- DATA SHOWN:
*-*-*
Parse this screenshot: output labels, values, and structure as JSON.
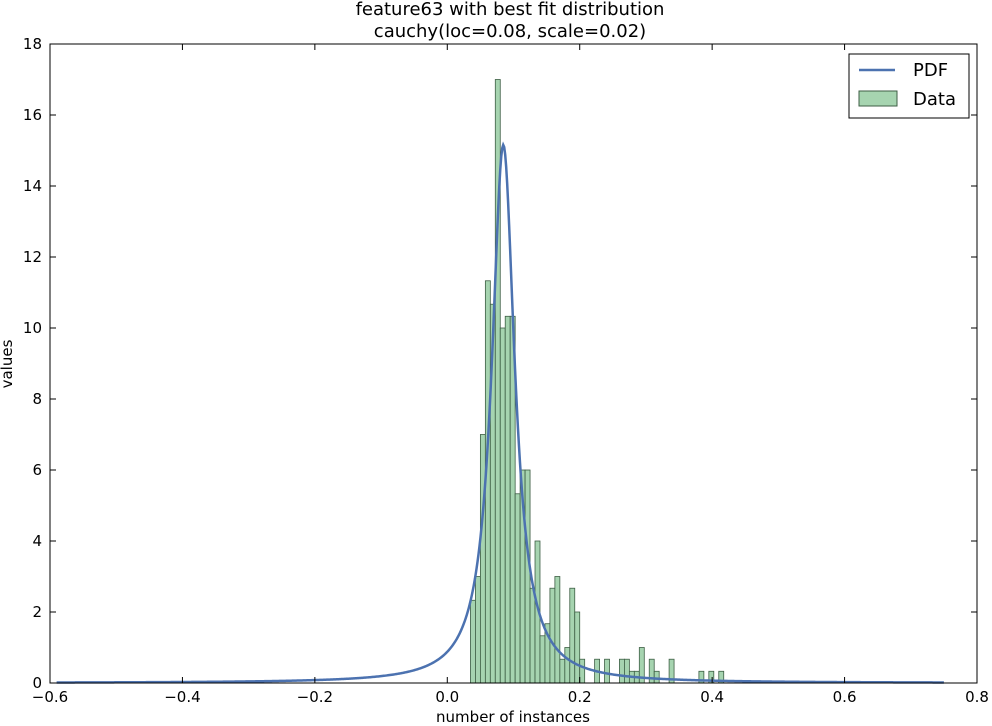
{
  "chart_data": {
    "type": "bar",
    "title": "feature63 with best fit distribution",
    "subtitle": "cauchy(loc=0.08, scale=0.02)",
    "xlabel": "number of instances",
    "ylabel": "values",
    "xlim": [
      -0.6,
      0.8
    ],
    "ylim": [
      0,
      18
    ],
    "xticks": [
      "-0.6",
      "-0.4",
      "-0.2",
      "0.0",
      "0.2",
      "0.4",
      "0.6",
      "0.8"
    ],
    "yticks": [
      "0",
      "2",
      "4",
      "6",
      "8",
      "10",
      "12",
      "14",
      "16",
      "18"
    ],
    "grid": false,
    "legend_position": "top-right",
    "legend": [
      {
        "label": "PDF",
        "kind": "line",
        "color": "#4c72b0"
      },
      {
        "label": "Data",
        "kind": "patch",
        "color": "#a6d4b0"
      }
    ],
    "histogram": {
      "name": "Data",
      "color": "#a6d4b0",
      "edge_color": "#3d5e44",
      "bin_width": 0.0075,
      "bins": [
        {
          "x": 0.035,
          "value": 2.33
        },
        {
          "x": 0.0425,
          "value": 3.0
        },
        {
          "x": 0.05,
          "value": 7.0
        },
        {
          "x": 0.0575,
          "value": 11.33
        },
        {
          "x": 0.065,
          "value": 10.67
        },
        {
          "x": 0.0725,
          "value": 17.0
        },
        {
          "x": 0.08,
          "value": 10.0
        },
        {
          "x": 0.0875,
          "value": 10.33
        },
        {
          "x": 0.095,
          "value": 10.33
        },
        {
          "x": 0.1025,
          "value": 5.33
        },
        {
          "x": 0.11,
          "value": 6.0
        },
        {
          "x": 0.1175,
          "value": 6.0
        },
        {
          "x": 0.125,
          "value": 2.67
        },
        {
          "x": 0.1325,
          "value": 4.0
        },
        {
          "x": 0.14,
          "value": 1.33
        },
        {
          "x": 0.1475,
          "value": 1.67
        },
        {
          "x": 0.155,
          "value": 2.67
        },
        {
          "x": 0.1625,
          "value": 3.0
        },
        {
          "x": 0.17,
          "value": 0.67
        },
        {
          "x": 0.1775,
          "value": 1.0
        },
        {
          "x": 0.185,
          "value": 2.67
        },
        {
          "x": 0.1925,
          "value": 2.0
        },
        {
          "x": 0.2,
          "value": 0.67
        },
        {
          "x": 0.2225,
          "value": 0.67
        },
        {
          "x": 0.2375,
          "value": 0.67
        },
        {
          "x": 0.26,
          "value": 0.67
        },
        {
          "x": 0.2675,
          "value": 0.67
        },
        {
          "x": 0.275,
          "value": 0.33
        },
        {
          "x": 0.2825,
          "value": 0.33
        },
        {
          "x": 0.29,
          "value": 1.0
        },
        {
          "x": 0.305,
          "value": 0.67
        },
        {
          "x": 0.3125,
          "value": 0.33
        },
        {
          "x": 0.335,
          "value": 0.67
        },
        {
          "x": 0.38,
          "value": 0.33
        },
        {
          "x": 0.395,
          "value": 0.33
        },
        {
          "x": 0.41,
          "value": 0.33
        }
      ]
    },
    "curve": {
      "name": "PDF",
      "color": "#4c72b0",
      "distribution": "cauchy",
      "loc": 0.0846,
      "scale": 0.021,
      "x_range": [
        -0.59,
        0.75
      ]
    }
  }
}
*-*-*
- TASK TO CARRY OUT: Find the lines that include the string "values", then copy each of them.

- RESULT OF THIS TASK:
Parse this screenshot: output labels, values, and structure as JSON.
    "ylabel": "values",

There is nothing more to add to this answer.